> [Data excerpts]:

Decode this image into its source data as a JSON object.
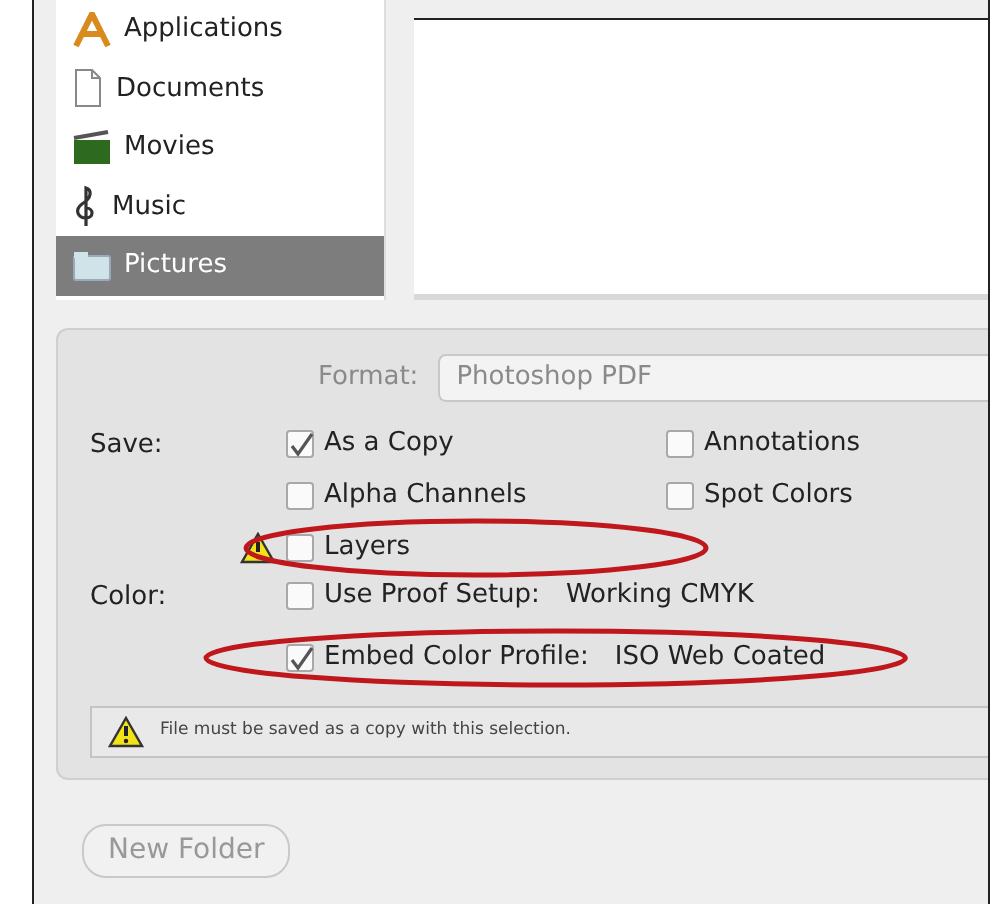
{
  "sidebar": {
    "items": [
      {
        "label": "Applications",
        "kind": "apps",
        "selected": false
      },
      {
        "label": "Documents",
        "kind": "document",
        "selected": false
      },
      {
        "label": "Movies",
        "kind": "movies",
        "selected": false
      },
      {
        "label": "Music",
        "kind": "music",
        "selected": false
      },
      {
        "label": "Pictures",
        "kind": "pictures",
        "selected": true
      }
    ]
  },
  "format": {
    "label": "Format:",
    "value": "Photoshop PDF",
    "disabled": true
  },
  "save": {
    "label": "Save:",
    "columns": [
      [
        {
          "label": "As a Copy",
          "checked": true,
          "warning": false
        },
        {
          "label": "Alpha Channels",
          "checked": false,
          "warning": false
        },
        {
          "label": "Layers",
          "checked": false,
          "warning": true
        }
      ],
      [
        {
          "label": "Annotations",
          "checked": false,
          "warning": false
        },
        {
          "label": "Spot Colors",
          "checked": false,
          "warning": false
        }
      ]
    ]
  },
  "color": {
    "label": "Color:",
    "options": [
      {
        "label": "Use Proof Setup:",
        "value": "Working CMYK",
        "checked": false
      },
      {
        "label": "Embed Color Profile:",
        "value": "ISO Web Coated",
        "checked": true
      }
    ]
  },
  "warning": {
    "text": "File must be saved as a copy with this selection."
  },
  "buttons": [
    {
      "label": "New Folder",
      "disabled": true
    }
  ]
}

> [Requirements]: Reproduce the listing above exactly, excluding all pictures.

> [Written answer]:
Decode this image into its source data as a JSON object.
{
  "sidebar": {
    "items": [
      {
        "label": "Applications",
        "kind": "apps",
        "selected": false
      },
      {
        "label": "Documents",
        "kind": "document",
        "selected": false
      },
      {
        "label": "Movies",
        "kind": "movies",
        "selected": false
      },
      {
        "label": "Music",
        "kind": "music",
        "selected": false
      },
      {
        "label": "Pictures",
        "kind": "pictures",
        "selected": true
      }
    ]
  },
  "format": {
    "label": "Format:",
    "value": "Photoshop PDF",
    "disabled": true
  },
  "save": {
    "label": "Save:",
    "columns": [
      [
        {
          "label": "As a Copy",
          "checked": true,
          "warning": false
        },
        {
          "label": "Alpha Channels",
          "checked": false,
          "warning": false
        },
        {
          "label": "Layers",
          "checked": false,
          "warning": true
        }
      ],
      [
        {
          "label": "Annotations",
          "checked": false,
          "warning": false
        },
        {
          "label": "Spot Colors",
          "checked": false,
          "warning": false
        }
      ]
    ]
  },
  "color": {
    "label": "Color:",
    "options": [
      {
        "label": "Use Proof Setup:",
        "value": "Working CMYK",
        "checked": false
      },
      {
        "label": "Embed Color Profile:",
        "value": "ISO Web Coated",
        "checked": true
      }
    ]
  },
  "warning": {
    "text": "File must be saved as a copy with this selection."
  },
  "buttons": [
    {
      "label": "New Folder",
      "disabled": true
    }
  ]
}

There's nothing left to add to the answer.